List every line below containing "this".

■ **Excerpted records**
----------

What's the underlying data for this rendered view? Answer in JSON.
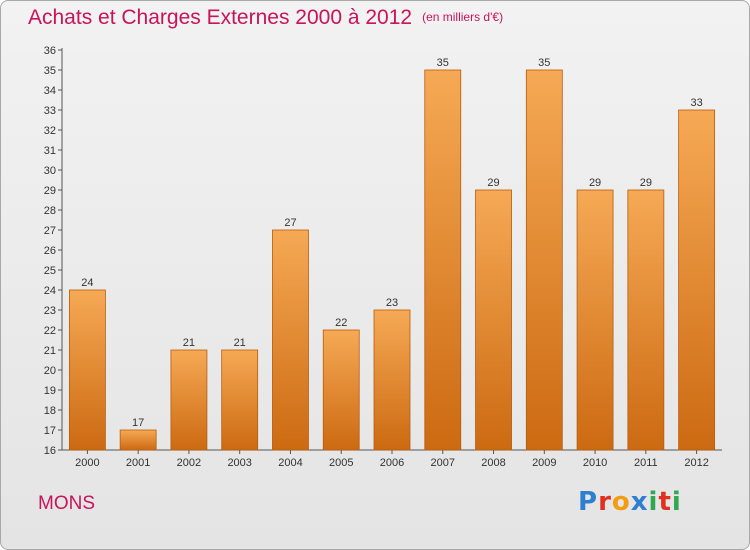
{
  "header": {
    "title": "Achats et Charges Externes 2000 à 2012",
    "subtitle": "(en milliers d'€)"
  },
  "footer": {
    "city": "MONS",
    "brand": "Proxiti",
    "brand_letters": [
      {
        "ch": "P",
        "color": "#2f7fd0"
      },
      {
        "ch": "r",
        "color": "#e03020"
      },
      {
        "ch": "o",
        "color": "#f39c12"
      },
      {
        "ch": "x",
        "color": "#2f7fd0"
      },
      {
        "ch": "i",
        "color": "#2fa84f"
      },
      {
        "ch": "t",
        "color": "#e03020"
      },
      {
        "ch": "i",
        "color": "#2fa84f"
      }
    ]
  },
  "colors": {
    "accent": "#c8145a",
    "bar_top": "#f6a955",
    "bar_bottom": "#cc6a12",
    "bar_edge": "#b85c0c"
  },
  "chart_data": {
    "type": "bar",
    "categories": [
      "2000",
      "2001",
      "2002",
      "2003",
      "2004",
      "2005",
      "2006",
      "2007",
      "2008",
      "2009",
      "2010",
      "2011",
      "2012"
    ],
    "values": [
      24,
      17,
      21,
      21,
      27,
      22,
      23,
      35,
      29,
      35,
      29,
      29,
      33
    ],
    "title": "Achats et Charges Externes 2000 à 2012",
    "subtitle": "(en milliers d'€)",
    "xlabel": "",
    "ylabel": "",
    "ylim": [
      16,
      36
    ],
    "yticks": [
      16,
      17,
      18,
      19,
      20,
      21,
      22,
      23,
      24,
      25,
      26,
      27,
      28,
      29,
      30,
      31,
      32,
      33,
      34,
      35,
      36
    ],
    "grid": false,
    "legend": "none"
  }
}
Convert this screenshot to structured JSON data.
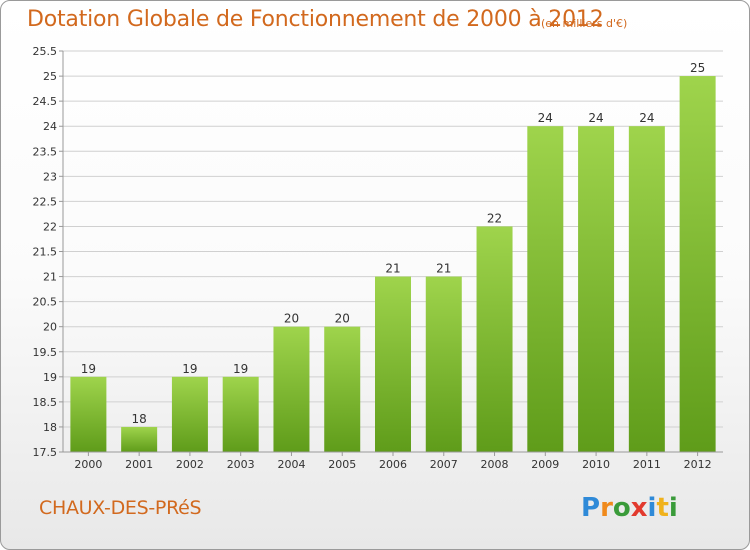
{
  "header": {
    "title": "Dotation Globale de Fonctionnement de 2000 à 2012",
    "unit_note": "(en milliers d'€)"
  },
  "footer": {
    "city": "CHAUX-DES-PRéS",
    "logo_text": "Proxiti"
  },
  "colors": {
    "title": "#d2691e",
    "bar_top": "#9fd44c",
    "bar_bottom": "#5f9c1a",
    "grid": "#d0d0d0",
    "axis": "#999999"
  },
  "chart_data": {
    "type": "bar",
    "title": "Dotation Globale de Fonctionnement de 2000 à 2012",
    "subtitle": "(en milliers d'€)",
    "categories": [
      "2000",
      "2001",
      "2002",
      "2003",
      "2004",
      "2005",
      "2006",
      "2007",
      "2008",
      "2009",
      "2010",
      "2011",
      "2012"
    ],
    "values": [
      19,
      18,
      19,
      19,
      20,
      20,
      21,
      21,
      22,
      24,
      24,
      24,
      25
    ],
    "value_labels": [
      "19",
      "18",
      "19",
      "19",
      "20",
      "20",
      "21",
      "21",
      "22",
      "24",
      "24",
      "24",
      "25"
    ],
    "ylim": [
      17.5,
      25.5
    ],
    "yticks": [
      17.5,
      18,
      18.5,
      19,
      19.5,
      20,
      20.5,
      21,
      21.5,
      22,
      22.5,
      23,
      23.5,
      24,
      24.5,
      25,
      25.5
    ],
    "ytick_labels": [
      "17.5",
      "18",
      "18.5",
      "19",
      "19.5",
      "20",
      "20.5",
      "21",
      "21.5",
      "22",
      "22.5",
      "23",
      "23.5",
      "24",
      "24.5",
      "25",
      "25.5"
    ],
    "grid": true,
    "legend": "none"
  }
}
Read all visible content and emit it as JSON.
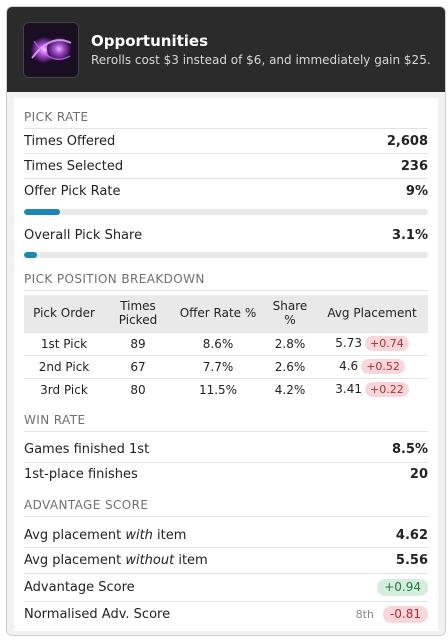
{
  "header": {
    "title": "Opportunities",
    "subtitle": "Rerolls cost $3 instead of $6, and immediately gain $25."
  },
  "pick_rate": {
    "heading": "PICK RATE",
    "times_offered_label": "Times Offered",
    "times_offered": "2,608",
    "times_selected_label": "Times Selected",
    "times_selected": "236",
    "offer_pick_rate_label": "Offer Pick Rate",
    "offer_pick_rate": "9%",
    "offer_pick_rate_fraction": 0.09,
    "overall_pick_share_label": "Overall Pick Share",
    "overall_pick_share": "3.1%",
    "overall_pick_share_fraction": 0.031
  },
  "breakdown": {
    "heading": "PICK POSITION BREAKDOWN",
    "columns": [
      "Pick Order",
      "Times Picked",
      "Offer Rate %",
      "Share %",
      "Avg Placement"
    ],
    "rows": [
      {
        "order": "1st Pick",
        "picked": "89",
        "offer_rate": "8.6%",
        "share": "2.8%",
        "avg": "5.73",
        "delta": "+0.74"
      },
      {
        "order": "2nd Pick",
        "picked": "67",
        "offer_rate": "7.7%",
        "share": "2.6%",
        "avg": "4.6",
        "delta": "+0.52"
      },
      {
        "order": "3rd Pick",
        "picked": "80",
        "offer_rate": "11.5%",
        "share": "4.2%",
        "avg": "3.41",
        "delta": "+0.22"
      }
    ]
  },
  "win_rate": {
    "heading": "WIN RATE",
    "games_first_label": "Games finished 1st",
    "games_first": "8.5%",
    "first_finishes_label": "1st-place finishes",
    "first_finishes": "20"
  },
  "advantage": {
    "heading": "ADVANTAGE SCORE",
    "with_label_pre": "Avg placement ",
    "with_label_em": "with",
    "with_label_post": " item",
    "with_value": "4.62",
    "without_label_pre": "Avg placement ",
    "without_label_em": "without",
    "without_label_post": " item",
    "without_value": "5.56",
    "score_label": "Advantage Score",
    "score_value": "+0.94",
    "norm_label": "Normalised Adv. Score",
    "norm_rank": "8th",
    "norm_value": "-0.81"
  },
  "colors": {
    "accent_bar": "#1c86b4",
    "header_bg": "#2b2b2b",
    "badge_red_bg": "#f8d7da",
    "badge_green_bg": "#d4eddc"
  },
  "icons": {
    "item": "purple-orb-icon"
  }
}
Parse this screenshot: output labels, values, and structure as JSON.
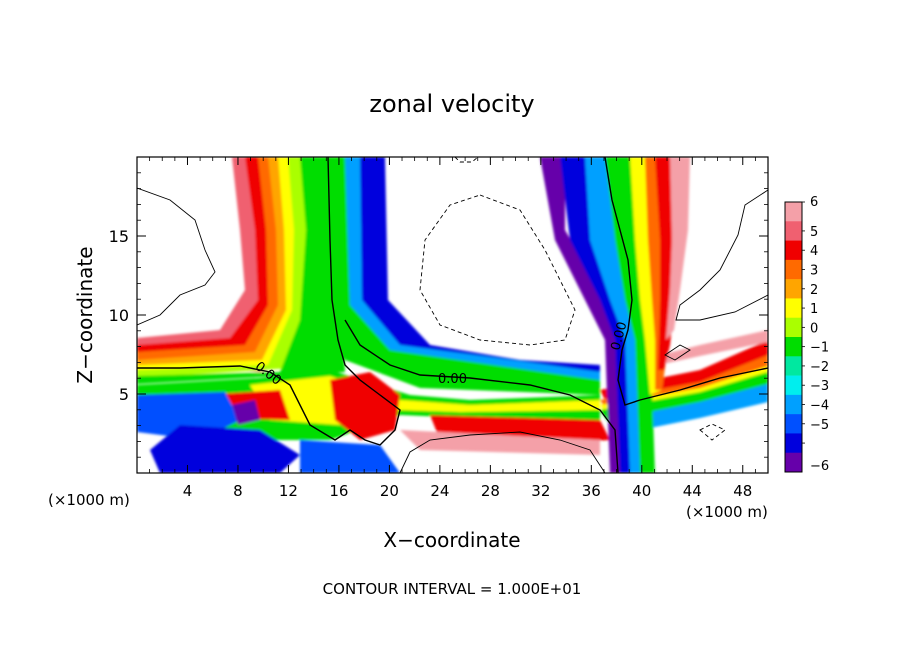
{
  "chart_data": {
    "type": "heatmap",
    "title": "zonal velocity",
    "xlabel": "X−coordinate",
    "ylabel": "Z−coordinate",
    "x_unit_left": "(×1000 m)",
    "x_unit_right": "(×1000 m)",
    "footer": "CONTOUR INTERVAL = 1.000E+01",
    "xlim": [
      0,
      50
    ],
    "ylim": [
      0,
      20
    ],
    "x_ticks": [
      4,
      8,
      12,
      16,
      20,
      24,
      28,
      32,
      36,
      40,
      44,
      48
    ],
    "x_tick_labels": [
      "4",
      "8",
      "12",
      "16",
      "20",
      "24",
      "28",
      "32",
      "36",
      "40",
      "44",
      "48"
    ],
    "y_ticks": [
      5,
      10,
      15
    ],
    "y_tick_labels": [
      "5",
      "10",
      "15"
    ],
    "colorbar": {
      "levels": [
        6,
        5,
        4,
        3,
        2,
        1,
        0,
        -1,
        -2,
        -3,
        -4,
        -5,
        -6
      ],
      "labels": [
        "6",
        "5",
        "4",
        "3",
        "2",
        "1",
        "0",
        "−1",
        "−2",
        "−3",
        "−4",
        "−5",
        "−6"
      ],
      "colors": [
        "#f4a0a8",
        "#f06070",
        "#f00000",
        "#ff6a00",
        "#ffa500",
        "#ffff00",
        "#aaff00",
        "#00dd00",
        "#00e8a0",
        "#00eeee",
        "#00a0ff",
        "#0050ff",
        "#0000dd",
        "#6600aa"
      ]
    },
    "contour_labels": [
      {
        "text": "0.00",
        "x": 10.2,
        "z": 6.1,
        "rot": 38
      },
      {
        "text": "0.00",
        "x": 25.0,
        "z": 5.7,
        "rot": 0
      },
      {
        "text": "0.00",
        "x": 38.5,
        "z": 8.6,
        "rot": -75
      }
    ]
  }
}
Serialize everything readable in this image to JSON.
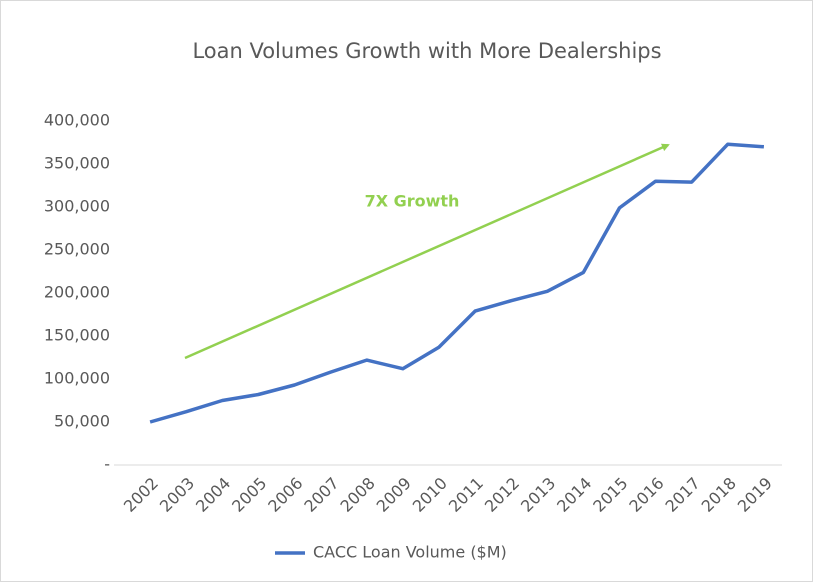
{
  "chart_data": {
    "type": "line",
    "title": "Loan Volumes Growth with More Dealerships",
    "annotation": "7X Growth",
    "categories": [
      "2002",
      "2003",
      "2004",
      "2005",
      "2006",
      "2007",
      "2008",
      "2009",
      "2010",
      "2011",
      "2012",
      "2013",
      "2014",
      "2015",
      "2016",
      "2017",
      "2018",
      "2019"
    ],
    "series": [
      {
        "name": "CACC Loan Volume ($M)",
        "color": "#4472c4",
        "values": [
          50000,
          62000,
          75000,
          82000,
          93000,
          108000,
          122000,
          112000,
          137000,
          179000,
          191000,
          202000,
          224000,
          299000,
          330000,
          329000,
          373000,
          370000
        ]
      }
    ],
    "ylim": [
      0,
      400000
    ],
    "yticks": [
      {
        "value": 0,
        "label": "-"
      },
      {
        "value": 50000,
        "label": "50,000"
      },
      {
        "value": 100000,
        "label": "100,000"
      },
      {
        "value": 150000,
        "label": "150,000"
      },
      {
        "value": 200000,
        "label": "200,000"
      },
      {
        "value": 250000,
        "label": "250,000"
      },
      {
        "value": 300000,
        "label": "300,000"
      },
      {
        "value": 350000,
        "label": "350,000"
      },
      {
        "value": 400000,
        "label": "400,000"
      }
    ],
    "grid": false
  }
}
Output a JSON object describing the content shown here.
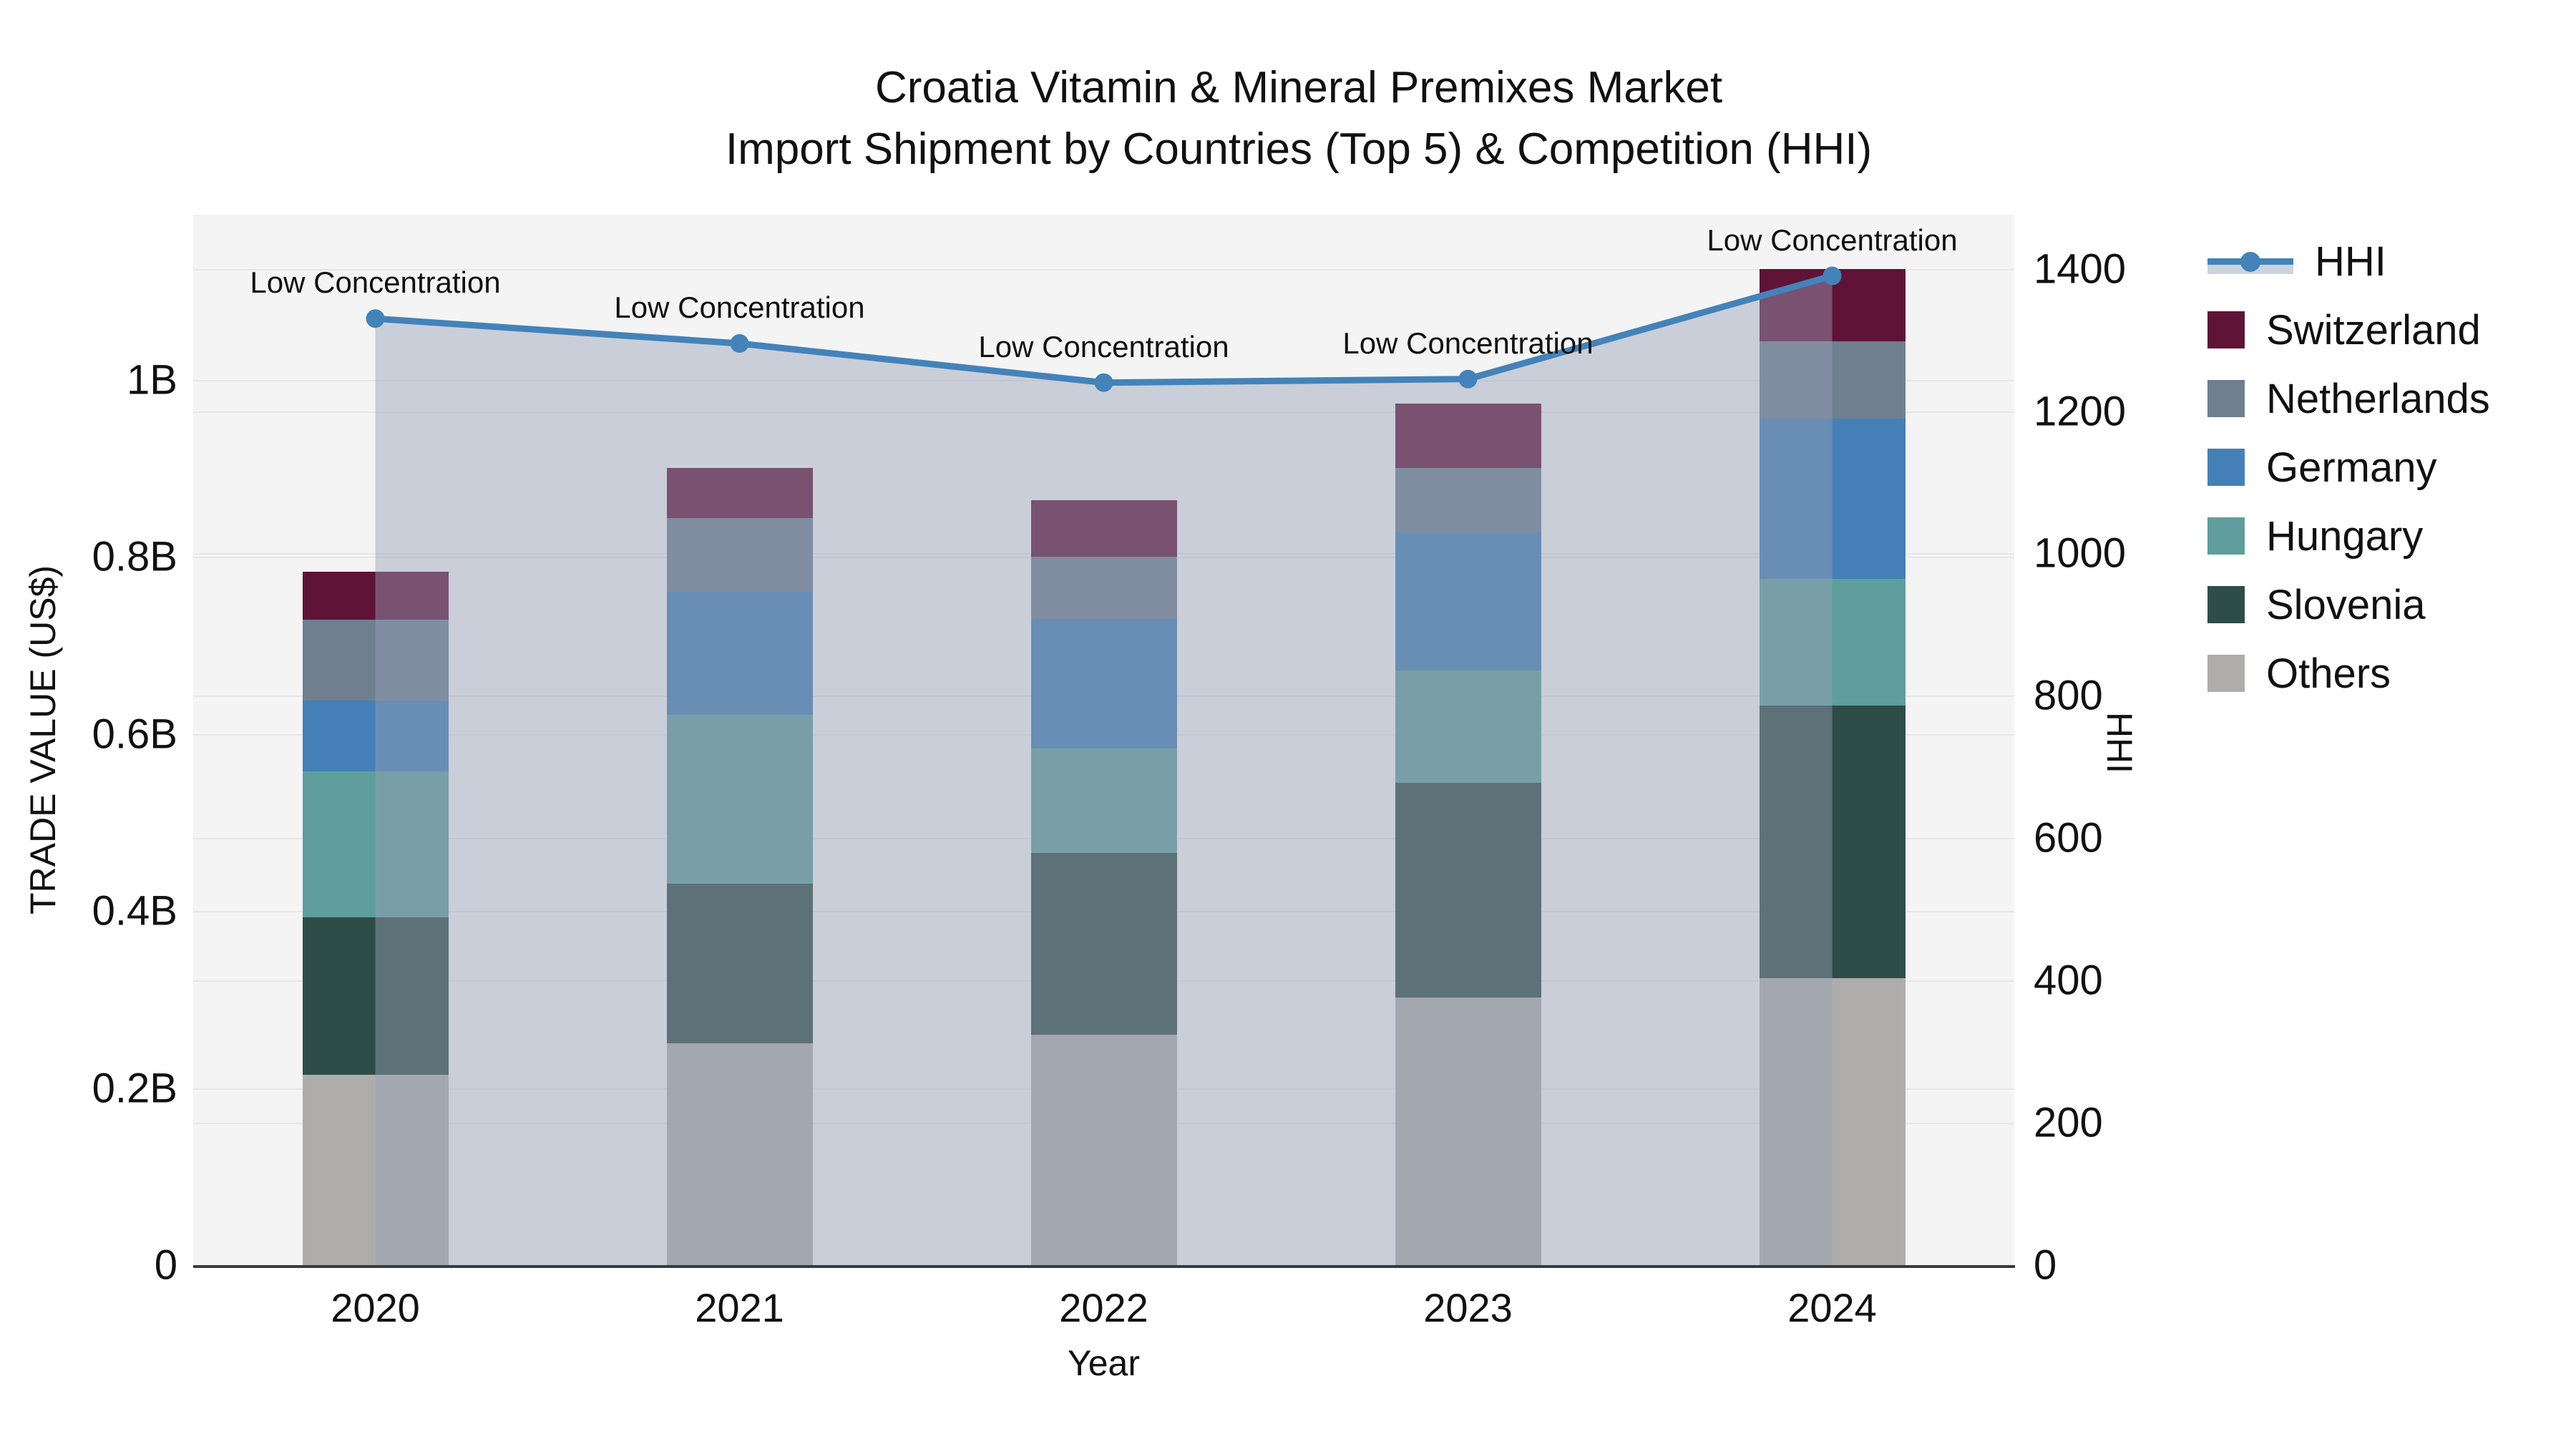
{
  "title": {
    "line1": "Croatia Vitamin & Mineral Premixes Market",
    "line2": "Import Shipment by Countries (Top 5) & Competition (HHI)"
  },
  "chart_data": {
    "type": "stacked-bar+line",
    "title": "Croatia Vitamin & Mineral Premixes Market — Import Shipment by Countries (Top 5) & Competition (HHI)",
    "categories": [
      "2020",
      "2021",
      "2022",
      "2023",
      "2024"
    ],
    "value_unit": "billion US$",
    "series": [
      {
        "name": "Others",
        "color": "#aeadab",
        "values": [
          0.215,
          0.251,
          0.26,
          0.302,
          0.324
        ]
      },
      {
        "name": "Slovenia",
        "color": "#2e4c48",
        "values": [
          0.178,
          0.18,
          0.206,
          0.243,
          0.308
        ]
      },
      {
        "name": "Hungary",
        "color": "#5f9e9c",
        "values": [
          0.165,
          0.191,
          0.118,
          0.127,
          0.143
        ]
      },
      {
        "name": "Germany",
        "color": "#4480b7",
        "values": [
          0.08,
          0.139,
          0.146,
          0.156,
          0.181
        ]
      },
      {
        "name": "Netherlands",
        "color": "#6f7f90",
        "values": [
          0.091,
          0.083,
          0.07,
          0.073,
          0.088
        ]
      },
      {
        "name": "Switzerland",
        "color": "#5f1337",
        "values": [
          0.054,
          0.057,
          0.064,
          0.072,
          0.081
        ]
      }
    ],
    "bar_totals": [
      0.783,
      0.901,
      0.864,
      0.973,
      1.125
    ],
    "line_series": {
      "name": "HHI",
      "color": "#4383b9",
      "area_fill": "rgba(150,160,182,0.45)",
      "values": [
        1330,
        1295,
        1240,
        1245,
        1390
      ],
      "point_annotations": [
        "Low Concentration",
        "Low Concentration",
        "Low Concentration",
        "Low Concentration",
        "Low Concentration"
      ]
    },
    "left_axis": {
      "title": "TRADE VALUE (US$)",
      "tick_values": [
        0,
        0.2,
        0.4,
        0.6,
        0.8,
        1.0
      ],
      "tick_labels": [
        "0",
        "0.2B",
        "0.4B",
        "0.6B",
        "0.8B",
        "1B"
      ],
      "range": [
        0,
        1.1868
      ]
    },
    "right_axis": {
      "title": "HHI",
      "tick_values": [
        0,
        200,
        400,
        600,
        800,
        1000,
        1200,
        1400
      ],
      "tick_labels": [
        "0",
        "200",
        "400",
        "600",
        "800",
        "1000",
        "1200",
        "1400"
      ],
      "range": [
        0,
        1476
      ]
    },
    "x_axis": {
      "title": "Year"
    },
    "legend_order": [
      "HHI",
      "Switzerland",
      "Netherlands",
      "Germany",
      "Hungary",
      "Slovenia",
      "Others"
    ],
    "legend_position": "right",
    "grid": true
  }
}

----------

■ **Output of the exercise**
What's the underlying data for this rendered view? Answer in JSON.
Convert this screenshot to structured JSON data.
Parse this screenshot: output labels, values, and structure as JSON.
Serialize everything readable in this image to JSON.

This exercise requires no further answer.